══ Material for the task
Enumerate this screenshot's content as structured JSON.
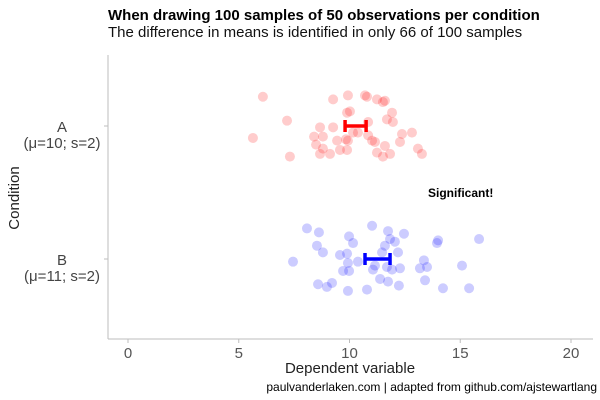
{
  "chart_data": {
    "type": "scatter",
    "title": "When drawing 100 samples of 50 observations per condition",
    "subtitle": "The difference in means is identified in only 66 of 100 samples",
    "xlabel": "Dependent variable",
    "ylabel": "Condition",
    "xlim": [
      -1,
      21
    ],
    "xticks": [
      0,
      5,
      10,
      15,
      20
    ],
    "xtick_labels": [
      "0",
      "5",
      "10",
      "15",
      "20"
    ],
    "grid": false,
    "caption": "paulvanderlaken.com | adapted from github.com/ajstewartlang",
    "annotation": "Significant!",
    "series": [
      {
        "name": "A",
        "label_line1": "A",
        "label_line2": "(μ=10; s=2)",
        "color": "#ff0000",
        "ci": [
          9.8,
          10.75
        ],
        "points_x": [
          6.09,
          7.18,
          5.64,
          7.31,
          9.26,
          9.93,
          10.7,
          10.79,
          11.24,
          11.51,
          11.6,
          9.89,
          10.02,
          11.92,
          11.69,
          11.96,
          10.84,
          8.67,
          9.26,
          8.4,
          8.8,
          8.49,
          8.8,
          8.67,
          9.12,
          9.44,
          9.84,
          9.93,
          9.57,
          9.89,
          10.16,
          10.38,
          10.84,
          11.02,
          11.15,
          11.6,
          11.24,
          11.51,
          11.83,
          12.28,
          12.37,
          12.82,
          13.09,
          13.27
        ],
        "points_jitter": [
          -0.22,
          -0.04,
          0.09,
          0.23,
          -0.2,
          -0.23,
          -0.23,
          -0.22,
          -0.2,
          -0.18,
          -0.19,
          -0.1,
          -0.11,
          -0.1,
          -0.05,
          -0.03,
          -0.03,
          0.01,
          0.01,
          0.08,
          0.08,
          0.14,
          0.17,
          0.21,
          0.21,
          0.11,
          0.1,
          0.11,
          0.18,
          0.18,
          0.05,
          0.05,
          0.07,
          0.11,
          0.12,
          0.15,
          0.2,
          0.23,
          0.21,
          0.12,
          0.06,
          0.05,
          0.17,
          0.21
        ]
      },
      {
        "name": "B",
        "label_line1": "B",
        "label_line2": "(μ=11; s=2)",
        "color": "#0000ff",
        "ci": [
          10.7,
          11.83
        ],
        "points_x": [
          8.08,
          8.62,
          11.02,
          11.74,
          12.46,
          9.98,
          10.16,
          11.83,
          12.05,
          8.53,
          8.8,
          11.6,
          11.47,
          12.19,
          9.57,
          9.89,
          7.45,
          9.93,
          10.38,
          11.15,
          11.06,
          11.69,
          11.92,
          12.28,
          9.71,
          9.98,
          13.18,
          13.36,
          13.5,
          13.95,
          14.0,
          15.08,
          15.85,
          8.58,
          8.98,
          9.21,
          9.93,
          10.79,
          11.38,
          11.74,
          12.23,
          13.41,
          14.22,
          15.4
        ],
        "points_jitter": [
          -0.23,
          -0.2,
          -0.25,
          -0.21,
          -0.19,
          -0.17,
          -0.12,
          -0.15,
          -0.13,
          -0.1,
          -0.05,
          -0.1,
          -0.05,
          -0.05,
          -0.03,
          -0.04,
          0.02,
          0.03,
          0.02,
          0.05,
          0.08,
          0.06,
          0.08,
          0.07,
          0.09,
          0.09,
          0.07,
          0.01,
          0.06,
          -0.12,
          -0.14,
          0.05,
          -0.15,
          0.19,
          0.21,
          0.18,
          0.24,
          0.23,
          0.15,
          0.17,
          0.2,
          0.16,
          0.22,
          0.22
        ]
      }
    ]
  }
}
════
• **Exercise prompt**: Report each line in the data that holds the word "samples".

• **Solved exercise**:
    "title": "When drawing 100 samples of 50 observations per condition",
    "subtitle": "The difference in means is identified in only 66 of 100 samples",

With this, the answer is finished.